Rows from a dataset:
+++++

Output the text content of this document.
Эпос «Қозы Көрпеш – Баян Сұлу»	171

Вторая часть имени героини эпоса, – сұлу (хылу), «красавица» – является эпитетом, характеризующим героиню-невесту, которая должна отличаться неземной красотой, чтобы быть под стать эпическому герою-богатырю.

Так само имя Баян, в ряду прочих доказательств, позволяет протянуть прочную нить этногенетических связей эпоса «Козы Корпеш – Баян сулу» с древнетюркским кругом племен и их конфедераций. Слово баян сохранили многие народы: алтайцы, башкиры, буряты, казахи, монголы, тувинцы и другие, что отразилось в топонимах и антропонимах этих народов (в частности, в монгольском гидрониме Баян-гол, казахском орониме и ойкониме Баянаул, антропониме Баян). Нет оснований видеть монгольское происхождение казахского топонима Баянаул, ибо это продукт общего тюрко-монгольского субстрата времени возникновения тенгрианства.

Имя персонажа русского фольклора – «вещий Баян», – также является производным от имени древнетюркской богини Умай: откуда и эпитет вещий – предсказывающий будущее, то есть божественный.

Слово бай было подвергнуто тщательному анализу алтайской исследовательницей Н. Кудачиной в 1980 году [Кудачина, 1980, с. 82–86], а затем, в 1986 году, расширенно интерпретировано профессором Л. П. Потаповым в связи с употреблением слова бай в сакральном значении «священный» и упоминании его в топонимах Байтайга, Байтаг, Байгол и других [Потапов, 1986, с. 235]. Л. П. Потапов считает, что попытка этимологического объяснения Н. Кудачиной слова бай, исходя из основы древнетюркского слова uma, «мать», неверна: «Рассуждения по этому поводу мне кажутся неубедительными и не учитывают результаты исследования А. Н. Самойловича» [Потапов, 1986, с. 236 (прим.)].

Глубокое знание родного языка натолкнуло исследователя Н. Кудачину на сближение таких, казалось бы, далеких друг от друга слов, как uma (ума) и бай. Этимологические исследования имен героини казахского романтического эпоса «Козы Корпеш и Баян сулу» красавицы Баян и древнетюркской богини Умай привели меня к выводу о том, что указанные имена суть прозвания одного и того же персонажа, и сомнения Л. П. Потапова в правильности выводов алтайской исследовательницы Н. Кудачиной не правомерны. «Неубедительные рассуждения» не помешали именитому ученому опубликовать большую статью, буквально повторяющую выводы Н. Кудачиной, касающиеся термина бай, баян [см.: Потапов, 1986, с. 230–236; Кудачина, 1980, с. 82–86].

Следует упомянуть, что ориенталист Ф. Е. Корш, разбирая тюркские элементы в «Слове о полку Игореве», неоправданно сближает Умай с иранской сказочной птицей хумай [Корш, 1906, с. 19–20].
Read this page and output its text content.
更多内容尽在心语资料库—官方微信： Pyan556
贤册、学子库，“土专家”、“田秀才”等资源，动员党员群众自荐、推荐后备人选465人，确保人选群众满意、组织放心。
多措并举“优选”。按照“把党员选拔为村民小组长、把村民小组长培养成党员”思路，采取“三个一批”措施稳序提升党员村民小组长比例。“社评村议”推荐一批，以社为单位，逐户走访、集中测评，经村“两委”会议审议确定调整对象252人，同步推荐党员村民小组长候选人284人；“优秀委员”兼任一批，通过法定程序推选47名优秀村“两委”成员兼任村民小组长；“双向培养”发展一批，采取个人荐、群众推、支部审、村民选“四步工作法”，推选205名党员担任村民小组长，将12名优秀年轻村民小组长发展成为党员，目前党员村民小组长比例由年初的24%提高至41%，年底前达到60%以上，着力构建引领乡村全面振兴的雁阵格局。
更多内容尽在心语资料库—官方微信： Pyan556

+++++

▶ _PROBLEM STATEMENT_:
State, as a bare number, how many lines of the listing hold the word "this".

▶ _COMPLETE ANSWER_:
2